WHAT IS EXPECTED: Rename "panda-views-cell" to "views-count-cell" everywhere in the data below, and reproduce every other line and character without change. Leave the pictures out of your answer.

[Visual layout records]
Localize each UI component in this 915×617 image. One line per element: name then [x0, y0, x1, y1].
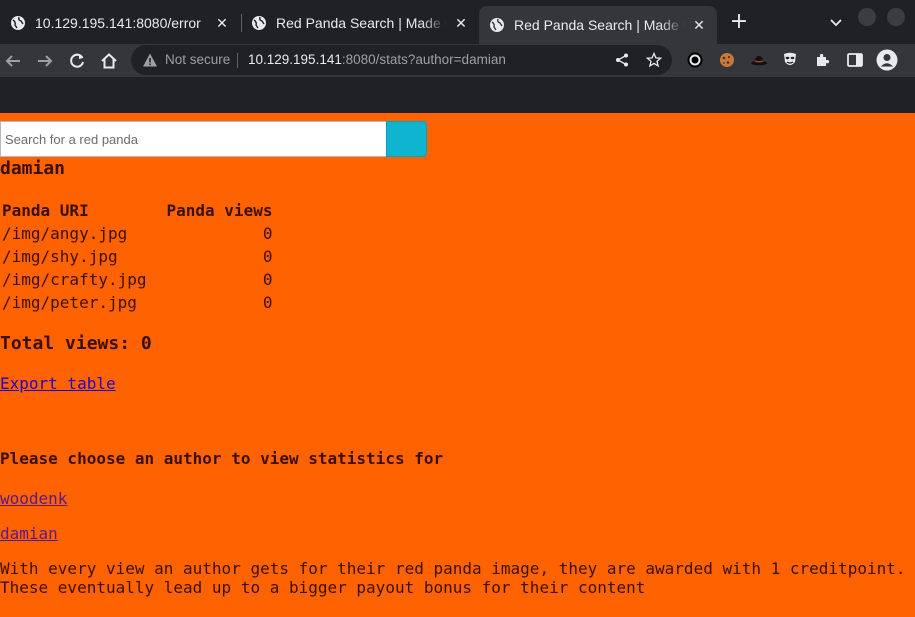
panda-views-cell: 0	[262, 270, 273, 289]
table-row: /img/crafty.jpg 0	[2, 268, 272, 291]
forward-button[interactable]	[33, 49, 57, 73]
globe-icon	[252, 15, 266, 30]
panda-uri-cell: /img/angy.jpg	[2, 224, 128, 243]
url-path: :8080/stats?author=damian	[341, 52, 506, 67]
browser-tab-error[interactable]: 10.129.195.141:8080/error ✕	[0, 7, 240, 38]
extension-circle-icon[interactable]	[686, 51, 704, 69]
globe-icon	[11, 15, 25, 30]
chevron-down-icon[interactable]	[828, 14, 844, 30]
back-icon	[5, 55, 20, 67]
author-heading: damian	[0, 158, 66, 179]
panda-views-cell: 0	[262, 247, 273, 266]
globe-icon	[490, 18, 504, 32]
url-host: 10.129.195.141	[248, 52, 342, 67]
hat-icon[interactable]	[750, 51, 768, 69]
table-header-row: Panda URI Panda views	[2, 199, 272, 222]
panda-views-cell: 0	[262, 224, 273, 243]
column-header-views: Panda views	[166, 201, 273, 220]
sidepanel-icon[interactable]	[846, 51, 864, 69]
panda-uri-cell: /img/shy.jpg	[2, 247, 118, 266]
address-bar[interactable]: Not secure 10.129.195.141:8080/stats?aut…	[131, 45, 672, 75]
description-line-2: These eventually lead up to a bigger pay…	[0, 578, 646, 597]
choose-author-heading: Please choose an author to view statisti…	[0, 449, 444, 468]
mask-icon[interactable]	[781, 51, 799, 69]
new-tab-button[interactable]: +	[728, 11, 750, 33]
table-row: /img/angy.jpg 0	[2, 222, 272, 245]
address-divider	[237, 53, 238, 68]
panda-views-cell: 0	[262, 293, 273, 312]
author-link-woodenk[interactable]: woodenk	[0, 489, 67, 508]
forward-icon	[38, 55, 53, 67]
back-button[interactable]	[1, 49, 25, 73]
stats-table: Panda URI Panda views /img/angy.jpg 0 /i…	[0, 199, 274, 314]
search-button[interactable]	[386, 121, 427, 157]
share-icon[interactable]	[614, 52, 630, 68]
column-header-uri: Panda URI	[2, 201, 89, 220]
table-row: /img/shy.jpg 0	[2, 245, 272, 268]
extensions-icon[interactable]	[814, 51, 832, 69]
panda-uri-cell: /img/peter.jpg	[2, 293, 137, 312]
reload-button[interactable]	[65, 49, 89, 73]
table-row: /img/peter.jpg 0	[2, 291, 272, 314]
browser-chrome-bottom	[0, 77, 915, 113]
browser-toolbar: Not secure 10.129.195.141:8080/stats?aut…	[0, 44, 915, 77]
close-icon[interactable]: ✕	[691, 17, 707, 33]
close-icon[interactable]: ✕	[214, 15, 230, 31]
star-icon[interactable]	[646, 52, 662, 68]
creditpoint-description: With every view an author gets for their…	[0, 559, 905, 597]
page-content: damian Panda URI Panda views /img/angy.j…	[0, 113, 915, 617]
home-icon	[101, 53, 117, 69]
author-link-damian[interactable]: damian	[0, 524, 58, 543]
description-line-1: With every view an author gets for their…	[0, 559, 906, 578]
security-label[interactable]: Not secure	[165, 52, 230, 67]
browser-tab-active[interactable]: Red Panda Search | Made with Spring Boot…	[479, 6, 717, 44]
browser-tab-search[interactable]: Red Panda Search | Made with Spring Boot…	[241, 7, 479, 38]
home-button[interactable]	[97, 49, 121, 73]
search-input[interactable]	[0, 121, 387, 157]
cookie-icon[interactable]	[718, 51, 736, 69]
export-table-link[interactable]: Export table	[0, 374, 116, 393]
window-maximize-button[interactable]	[887, 8, 905, 26]
window-minimize-button[interactable]	[858, 8, 876, 26]
close-icon[interactable]: ✕	[453, 15, 469, 31]
reload-icon	[70, 53, 84, 68]
url-text[interactable]: 10.129.195.141:8080/stats?author=damian	[248, 52, 506, 67]
panda-uri-cell: /img/crafty.jpg	[2, 270, 147, 289]
browser-tab-strip: 10.129.195.141:8080/error ✕ Red Panda Se…	[0, 0, 915, 44]
warning-icon[interactable]	[142, 52, 158, 68]
total-views: Total views: 0	[0, 333, 152, 354]
profile-icon[interactable]	[876, 49, 898, 71]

SOLUTION:
Localize each UI component in this 915×617 image. One line per element: name then [x0, y0, x1, y1].
views-count-cell: 0	[262, 270, 273, 289]
table-row: /img/crafty.jpg 0	[2, 268, 272, 291]
forward-button[interactable]	[33, 49, 57, 73]
globe-icon	[252, 15, 266, 30]
panda-uri-cell: /img/angy.jpg	[2, 224, 128, 243]
url-path: :8080/stats?author=damian	[341, 52, 506, 67]
browser-tab-error[interactable]: 10.129.195.141:8080/error ✕	[0, 7, 240, 38]
extension-circle-icon[interactable]	[686, 51, 704, 69]
globe-icon	[11, 15, 25, 30]
chevron-down-icon[interactable]	[828, 14, 844, 30]
back-icon	[5, 55, 20, 67]
author-heading: damian	[0, 158, 66, 179]
views-count-cell: 0	[262, 247, 273, 266]
globe-icon	[490, 18, 504, 32]
url-host: 10.129.195.141	[248, 52, 342, 67]
hat-icon[interactable]	[750, 51, 768, 69]
table-header-row: Panda URI Panda views	[2, 199, 272, 222]
views-count-cell: 0	[262, 224, 273, 243]
column-header-views: Panda views	[166, 201, 273, 220]
sidepanel-icon[interactable]	[846, 51, 864, 69]
panda-uri-cell: /img/shy.jpg	[2, 247, 118, 266]
address-bar[interactable]: Not secure 10.129.195.141:8080/stats?aut…	[131, 45, 672, 75]
description-line-2: These eventually lead up to a bigger pay…	[0, 578, 646, 597]
choose-author-heading: Please choose an author to view statisti…	[0, 449, 444, 468]
mask-icon[interactable]	[781, 51, 799, 69]
new-tab-button[interactable]: +	[728, 11, 750, 33]
table-row: /img/angy.jpg 0	[2, 222, 272, 245]
address-divider	[237, 53, 238, 68]
views-count-cell: 0	[262, 293, 273, 312]
author-link-woodenk[interactable]: woodenk	[0, 489, 67, 508]
forward-icon	[38, 55, 53, 67]
back-button[interactable]	[1, 49, 25, 73]
stats-table: Panda URI Panda views /img/angy.jpg 0 /i…	[0, 199, 274, 314]
search-button[interactable]	[386, 121, 427, 157]
share-icon[interactable]	[614, 52, 630, 68]
column-header-uri: Panda URI	[2, 201, 89, 220]
table-row: /img/shy.jpg 0	[2, 245, 272, 268]
extensions-icon[interactable]	[814, 51, 832, 69]
panda-uri-cell: /img/peter.jpg	[2, 293, 137, 312]
reload-button[interactable]	[65, 49, 89, 73]
table-row: /img/peter.jpg 0	[2, 291, 272, 314]
browser-chrome-bottom	[0, 77, 915, 113]
browser-toolbar: Not secure 10.129.195.141:8080/stats?aut…	[0, 44, 915, 77]
close-icon[interactable]: ✕	[691, 17, 707, 33]
close-icon[interactable]: ✕	[214, 15, 230, 31]
star-icon[interactable]	[646, 52, 662, 68]
creditpoint-description: With every view an author gets for their…	[0, 559, 905, 597]
page-content: damian Panda URI Panda views /img/angy.j…	[0, 113, 915, 617]
home-icon	[101, 53, 117, 69]
author-link-damian[interactable]: damian	[0, 524, 58, 543]
description-line-1: With every view an author gets for their…	[0, 559, 906, 578]
security-label[interactable]: Not secure	[165, 52, 230, 67]
browser-tab-active[interactable]: Red Panda Search | Made with Spring Boot…	[479, 6, 717, 44]
browser-tab-search[interactable]: Red Panda Search | Made with Spring Boot…	[241, 7, 479, 38]
home-button[interactable]	[97, 49, 121, 73]
search-input[interactable]	[0, 121, 387, 157]
cookie-icon[interactable]	[718, 51, 736, 69]
export-table-link[interactable]: Export table	[0, 374, 116, 393]
window-maximize-button[interactable]	[887, 8, 905, 26]
window-minimize-button[interactable]	[858, 8, 876, 26]
close-icon[interactable]: ✕	[453, 15, 469, 31]
reload-icon	[70, 53, 84, 68]
url-text[interactable]: 10.129.195.141:8080/stats?author=damian	[248, 52, 506, 67]
panda-uri-cell: /img/crafty.jpg	[2, 270, 147, 289]
browser-tab-strip: 10.129.195.141:8080/error ✕ Red Panda Se…	[0, 0, 915, 44]
warning-icon[interactable]	[142, 52, 158, 68]
total-views: Total views: 0	[0, 333, 152, 354]
profile-icon[interactable]	[876, 49, 898, 71]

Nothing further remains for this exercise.